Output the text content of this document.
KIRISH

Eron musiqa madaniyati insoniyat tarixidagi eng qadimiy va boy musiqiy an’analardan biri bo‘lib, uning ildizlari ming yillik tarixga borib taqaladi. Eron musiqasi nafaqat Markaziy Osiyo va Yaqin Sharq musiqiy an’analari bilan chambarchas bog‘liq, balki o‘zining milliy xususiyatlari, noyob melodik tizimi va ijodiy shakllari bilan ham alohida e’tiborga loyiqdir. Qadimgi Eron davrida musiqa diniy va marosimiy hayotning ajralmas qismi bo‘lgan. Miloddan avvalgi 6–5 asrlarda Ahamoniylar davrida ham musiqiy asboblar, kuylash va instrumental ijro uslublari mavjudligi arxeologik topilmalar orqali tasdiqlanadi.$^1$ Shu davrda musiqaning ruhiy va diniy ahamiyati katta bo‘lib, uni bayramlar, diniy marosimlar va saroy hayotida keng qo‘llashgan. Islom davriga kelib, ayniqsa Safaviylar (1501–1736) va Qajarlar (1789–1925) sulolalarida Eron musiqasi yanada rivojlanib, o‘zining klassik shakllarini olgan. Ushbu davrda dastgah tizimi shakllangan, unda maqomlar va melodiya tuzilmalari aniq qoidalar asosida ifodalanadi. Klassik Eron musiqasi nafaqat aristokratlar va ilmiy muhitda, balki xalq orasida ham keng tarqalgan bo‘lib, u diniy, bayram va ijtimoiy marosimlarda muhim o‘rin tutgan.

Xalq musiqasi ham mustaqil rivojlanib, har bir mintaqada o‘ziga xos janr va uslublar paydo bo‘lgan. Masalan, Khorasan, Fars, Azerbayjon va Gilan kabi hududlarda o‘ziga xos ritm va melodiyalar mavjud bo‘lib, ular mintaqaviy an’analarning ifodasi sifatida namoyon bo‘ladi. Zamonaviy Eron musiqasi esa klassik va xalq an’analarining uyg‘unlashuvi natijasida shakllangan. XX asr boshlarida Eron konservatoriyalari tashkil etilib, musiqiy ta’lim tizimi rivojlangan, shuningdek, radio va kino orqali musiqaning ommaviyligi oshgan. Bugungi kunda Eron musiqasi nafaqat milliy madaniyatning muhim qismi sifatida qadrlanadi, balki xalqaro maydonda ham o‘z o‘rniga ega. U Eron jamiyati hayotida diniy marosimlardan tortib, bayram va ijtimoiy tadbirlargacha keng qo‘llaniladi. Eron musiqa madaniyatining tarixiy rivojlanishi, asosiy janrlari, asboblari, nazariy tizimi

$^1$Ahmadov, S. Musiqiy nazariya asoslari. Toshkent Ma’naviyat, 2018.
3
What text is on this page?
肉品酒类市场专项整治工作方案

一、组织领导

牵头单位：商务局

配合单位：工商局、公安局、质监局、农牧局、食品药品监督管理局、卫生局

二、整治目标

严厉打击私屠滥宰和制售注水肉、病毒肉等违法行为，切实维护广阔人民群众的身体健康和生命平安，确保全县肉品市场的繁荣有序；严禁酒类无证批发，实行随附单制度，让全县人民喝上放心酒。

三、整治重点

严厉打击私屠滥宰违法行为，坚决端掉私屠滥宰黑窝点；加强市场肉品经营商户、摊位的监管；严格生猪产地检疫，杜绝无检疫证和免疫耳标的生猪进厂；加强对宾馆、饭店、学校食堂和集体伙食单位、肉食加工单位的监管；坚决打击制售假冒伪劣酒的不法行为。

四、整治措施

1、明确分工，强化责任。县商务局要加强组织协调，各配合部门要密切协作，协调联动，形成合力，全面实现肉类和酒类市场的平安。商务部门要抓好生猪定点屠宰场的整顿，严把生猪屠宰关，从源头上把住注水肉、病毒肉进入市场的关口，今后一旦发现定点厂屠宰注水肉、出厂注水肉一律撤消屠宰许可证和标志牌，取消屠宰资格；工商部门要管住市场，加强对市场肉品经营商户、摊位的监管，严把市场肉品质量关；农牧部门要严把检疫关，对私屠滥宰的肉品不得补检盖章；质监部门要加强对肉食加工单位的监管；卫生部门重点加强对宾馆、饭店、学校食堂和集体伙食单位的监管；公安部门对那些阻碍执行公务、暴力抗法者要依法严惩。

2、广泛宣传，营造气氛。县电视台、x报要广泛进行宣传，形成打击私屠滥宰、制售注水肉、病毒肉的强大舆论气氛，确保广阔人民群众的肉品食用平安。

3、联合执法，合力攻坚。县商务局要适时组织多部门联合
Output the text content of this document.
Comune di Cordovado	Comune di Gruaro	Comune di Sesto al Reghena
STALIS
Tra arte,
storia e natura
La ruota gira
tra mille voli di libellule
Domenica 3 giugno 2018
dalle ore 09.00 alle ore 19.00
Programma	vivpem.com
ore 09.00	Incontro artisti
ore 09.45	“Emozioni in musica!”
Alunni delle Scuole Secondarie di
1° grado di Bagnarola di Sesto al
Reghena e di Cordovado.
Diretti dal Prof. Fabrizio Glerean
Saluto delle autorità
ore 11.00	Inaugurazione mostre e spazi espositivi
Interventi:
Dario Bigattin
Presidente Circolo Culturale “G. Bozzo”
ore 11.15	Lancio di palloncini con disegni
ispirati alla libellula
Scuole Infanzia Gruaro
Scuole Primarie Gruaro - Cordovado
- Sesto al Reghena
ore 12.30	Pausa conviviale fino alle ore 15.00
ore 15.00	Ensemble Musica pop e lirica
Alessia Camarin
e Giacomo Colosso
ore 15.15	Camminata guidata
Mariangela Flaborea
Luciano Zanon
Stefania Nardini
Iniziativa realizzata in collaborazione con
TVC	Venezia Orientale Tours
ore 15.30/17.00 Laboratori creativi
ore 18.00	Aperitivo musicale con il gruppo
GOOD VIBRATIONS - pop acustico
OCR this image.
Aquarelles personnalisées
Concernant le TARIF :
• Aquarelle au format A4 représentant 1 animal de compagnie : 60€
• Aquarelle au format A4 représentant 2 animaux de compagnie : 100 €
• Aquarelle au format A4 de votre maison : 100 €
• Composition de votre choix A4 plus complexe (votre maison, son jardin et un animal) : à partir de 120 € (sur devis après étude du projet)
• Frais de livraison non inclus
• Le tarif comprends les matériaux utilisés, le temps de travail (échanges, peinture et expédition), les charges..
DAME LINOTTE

> _Set exercise_
Go through the records. Copy each line where "maison" appears.

> _Correct answer_
• Aquarelle au format A4 de votre maison : 100 €
• Composition de votre choix A4 plus complexe (votre maison, son jardin et un animal) : à partir de 120 € (sur devis après étude du projet)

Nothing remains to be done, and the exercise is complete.